Stated problem: Which lines have the string "comments"? Copy all of them from the entries below.

[start of Materials provided]

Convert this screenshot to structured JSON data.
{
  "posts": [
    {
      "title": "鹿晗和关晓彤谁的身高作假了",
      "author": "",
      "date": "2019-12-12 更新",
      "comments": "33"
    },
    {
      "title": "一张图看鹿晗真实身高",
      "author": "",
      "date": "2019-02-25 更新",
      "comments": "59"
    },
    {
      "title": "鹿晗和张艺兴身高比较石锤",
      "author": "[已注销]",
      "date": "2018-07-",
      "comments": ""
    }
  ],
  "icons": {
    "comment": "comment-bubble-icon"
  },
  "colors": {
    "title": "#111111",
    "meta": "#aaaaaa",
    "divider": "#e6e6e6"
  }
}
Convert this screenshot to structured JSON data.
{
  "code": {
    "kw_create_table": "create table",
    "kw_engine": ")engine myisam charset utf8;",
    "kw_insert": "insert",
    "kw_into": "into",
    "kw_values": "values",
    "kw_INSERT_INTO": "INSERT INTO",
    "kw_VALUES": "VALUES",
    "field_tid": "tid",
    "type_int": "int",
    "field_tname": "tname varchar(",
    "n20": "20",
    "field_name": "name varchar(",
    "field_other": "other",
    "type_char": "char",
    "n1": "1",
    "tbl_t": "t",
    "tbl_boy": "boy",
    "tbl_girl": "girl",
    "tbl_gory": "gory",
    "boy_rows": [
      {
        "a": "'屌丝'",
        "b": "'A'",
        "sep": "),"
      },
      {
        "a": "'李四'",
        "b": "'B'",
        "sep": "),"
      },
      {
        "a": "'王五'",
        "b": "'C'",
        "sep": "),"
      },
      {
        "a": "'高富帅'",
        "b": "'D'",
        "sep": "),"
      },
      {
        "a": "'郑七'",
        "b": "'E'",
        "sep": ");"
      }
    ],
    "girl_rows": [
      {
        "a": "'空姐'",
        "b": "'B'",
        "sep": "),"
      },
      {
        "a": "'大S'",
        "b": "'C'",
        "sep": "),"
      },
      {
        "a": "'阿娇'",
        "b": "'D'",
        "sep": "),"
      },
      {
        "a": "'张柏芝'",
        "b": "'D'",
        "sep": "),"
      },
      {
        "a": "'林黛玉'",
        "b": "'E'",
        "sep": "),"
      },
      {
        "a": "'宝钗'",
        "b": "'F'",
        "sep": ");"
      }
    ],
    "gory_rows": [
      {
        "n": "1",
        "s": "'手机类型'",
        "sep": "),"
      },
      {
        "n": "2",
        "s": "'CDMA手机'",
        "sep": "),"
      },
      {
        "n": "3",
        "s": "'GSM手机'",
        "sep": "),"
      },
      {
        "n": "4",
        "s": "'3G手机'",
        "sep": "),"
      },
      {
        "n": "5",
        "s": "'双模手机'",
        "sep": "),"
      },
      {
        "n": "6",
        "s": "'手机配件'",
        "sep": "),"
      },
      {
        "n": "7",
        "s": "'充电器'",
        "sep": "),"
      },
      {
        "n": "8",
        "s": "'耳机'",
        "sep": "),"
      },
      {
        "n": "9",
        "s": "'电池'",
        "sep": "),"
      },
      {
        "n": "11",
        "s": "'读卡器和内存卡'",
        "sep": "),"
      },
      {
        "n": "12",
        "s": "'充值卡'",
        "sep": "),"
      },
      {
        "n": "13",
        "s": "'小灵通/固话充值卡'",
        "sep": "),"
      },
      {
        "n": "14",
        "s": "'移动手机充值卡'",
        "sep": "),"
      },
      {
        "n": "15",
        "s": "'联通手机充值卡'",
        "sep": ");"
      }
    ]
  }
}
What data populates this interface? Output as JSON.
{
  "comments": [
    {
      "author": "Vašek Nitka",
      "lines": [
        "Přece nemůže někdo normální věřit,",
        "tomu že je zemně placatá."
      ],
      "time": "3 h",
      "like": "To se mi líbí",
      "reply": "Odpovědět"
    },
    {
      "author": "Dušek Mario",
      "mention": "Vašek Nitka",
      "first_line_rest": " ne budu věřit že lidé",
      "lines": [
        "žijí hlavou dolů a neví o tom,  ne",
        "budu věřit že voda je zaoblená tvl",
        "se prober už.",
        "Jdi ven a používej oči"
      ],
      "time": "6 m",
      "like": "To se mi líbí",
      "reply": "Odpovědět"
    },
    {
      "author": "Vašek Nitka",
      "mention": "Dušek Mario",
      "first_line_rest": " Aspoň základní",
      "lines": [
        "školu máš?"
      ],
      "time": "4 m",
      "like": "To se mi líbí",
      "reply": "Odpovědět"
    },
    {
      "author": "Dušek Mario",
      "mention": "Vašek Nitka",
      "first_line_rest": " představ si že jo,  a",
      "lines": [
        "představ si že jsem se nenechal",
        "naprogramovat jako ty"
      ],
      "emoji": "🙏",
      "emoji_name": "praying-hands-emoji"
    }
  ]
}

[end of Materials provided]

Final answer:
      "comments": "33"
      "comments": "59"
      "comments": ""
  "comments": [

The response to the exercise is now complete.